Problem to solve - Every record below is to be retyped exactly.

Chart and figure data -
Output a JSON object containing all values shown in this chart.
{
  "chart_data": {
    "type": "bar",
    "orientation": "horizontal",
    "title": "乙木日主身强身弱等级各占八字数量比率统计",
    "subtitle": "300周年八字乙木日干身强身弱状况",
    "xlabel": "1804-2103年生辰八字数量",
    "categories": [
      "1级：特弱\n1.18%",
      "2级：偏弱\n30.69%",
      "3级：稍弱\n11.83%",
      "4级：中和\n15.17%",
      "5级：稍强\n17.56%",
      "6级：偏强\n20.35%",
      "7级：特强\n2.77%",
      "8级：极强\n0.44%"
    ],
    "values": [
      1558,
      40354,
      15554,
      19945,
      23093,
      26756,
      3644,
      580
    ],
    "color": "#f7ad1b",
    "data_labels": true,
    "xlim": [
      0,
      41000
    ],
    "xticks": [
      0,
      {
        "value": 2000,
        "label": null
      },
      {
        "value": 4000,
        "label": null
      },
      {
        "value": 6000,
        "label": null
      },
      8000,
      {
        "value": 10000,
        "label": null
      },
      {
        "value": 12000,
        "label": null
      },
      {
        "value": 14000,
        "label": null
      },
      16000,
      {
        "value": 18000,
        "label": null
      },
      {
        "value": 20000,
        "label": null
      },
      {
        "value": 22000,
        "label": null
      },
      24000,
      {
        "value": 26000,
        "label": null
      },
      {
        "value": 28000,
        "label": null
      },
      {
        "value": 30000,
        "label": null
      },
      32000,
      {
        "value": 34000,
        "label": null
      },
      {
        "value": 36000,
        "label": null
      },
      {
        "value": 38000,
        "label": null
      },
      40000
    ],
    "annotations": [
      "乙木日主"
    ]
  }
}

Solution below -
Output a JSON object containing all values shown in this chart.
{
  "chart_data": {
    "type": "bar",
    "orientation": "horizontal",
    "title": "乙木日主身强身弱等级各占八字数量比率统计",
    "subtitle": "300周年八字乙木日干身强身弱状况",
    "xlabel": "1804-2103年生辰八字数量",
    "categories": [
      "1级：特弱\n1.18%",
      "2级：偏弱\n30.69%",
      "3级：稍弱\n11.83%",
      "4级：中和\n15.17%",
      "5级：稍强\n17.56%",
      "6级：偏强\n20.35%",
      "7级：特强\n2.77%",
      "8级：极强\n0.44%"
    ],
    "values": [
      1558,
      40354,
      15554,
      19945,
      23093,
      26756,
      3644,
      580
    ],
    "color": "#f7ad1b",
    "data_labels": true,
    "xlim": [
      0,
      41000
    ],
    "xticks": [
      0,
      {
        "value": 2000,
        "label": null
      },
      {
        "value": 4000,
        "label": null
      },
      {
        "value": 6000,
        "label": null
      },
      8000,
      {
        "value": 10000,
        "label": null
      },
      {
        "value": 12000,
        "label": null
      },
      {
        "value": 14000,
        "label": null
      },
      16000,
      {
        "value": 18000,
        "label": null
      },
      {
        "value": 20000,
        "label": null
      },
      {
        "value": 22000,
        "label": null
      },
      24000,
      {
        "value": 26000,
        "label": null
      },
      {
        "value": 28000,
        "label": null
      },
      {
        "value": 30000,
        "label": null
      },
      32000,
      {
        "value": 34000,
        "label": null
      },
      {
        "value": 36000,
        "label": null
      },
      {
        "value": 38000,
        "label": null
      },
      40000
    ],
    "annotations": [
      "乙木日主"
    ]
  }
}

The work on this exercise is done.